=== Task requirements ===
Look through the material below for "text". Copy every line that contains it.

=== Records ===
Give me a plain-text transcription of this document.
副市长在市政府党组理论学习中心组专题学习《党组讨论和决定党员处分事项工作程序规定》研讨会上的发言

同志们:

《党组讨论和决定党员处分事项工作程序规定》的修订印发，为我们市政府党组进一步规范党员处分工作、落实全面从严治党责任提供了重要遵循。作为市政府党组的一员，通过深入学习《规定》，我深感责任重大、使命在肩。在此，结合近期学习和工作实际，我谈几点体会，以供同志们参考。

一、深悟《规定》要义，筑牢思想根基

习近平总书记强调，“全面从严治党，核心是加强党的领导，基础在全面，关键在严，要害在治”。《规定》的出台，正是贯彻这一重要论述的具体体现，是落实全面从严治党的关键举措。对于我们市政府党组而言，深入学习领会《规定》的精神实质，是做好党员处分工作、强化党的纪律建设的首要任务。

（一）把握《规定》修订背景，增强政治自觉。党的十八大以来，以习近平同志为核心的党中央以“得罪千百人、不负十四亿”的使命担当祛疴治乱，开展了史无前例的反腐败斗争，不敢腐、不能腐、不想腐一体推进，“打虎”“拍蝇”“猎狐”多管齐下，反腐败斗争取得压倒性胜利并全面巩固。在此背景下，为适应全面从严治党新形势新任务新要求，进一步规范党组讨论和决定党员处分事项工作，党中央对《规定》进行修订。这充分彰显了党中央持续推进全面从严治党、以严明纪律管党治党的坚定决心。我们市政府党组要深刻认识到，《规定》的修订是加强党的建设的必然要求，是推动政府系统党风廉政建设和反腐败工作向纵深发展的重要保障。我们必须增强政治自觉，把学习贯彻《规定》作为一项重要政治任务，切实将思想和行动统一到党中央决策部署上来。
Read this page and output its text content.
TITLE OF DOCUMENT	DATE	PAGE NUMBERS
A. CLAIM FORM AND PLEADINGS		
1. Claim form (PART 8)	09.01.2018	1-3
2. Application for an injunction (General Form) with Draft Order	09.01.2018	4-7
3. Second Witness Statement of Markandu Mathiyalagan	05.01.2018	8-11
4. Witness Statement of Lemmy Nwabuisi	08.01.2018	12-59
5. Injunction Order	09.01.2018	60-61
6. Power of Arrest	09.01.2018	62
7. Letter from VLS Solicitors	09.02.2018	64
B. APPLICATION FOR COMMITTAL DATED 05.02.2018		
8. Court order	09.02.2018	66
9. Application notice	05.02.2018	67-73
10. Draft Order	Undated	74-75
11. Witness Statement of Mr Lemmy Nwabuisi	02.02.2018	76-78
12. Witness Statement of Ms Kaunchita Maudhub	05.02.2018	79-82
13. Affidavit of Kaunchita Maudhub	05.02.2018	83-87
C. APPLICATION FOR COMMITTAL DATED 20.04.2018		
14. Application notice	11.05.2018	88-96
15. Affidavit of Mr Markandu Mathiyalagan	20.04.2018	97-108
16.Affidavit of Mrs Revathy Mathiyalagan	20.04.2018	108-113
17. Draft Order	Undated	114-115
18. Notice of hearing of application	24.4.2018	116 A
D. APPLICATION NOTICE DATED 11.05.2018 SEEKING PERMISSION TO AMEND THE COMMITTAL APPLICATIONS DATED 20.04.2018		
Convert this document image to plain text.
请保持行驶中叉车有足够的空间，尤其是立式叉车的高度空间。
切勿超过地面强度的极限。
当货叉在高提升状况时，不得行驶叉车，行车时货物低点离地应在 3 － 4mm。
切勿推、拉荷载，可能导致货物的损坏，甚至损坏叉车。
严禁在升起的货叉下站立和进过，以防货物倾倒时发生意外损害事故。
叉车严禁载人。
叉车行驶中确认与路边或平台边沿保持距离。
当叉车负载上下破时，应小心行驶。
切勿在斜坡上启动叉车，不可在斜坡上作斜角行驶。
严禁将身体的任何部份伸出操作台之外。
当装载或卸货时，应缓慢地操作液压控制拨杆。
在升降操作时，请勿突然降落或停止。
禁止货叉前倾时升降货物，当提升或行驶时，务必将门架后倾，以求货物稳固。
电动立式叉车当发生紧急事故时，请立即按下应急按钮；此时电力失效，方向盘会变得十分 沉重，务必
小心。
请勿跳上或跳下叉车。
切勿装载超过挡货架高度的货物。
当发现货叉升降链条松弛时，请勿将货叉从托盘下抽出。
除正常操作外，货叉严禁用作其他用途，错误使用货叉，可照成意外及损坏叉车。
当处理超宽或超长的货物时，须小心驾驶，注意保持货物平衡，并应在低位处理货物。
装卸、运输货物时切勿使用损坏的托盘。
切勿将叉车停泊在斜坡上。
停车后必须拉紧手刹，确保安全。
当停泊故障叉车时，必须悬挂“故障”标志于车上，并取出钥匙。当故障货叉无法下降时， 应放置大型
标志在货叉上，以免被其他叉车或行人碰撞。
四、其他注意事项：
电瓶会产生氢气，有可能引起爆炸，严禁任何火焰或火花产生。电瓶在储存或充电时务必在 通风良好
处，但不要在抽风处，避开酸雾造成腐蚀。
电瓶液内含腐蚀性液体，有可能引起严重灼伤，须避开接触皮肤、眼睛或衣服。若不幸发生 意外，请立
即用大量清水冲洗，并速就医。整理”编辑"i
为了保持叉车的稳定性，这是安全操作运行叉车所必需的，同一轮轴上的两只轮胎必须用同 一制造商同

=== Task answer ===
Give me a plain-text transcription of this document.
Read this page and output its text content.
Convert this document image to plain text.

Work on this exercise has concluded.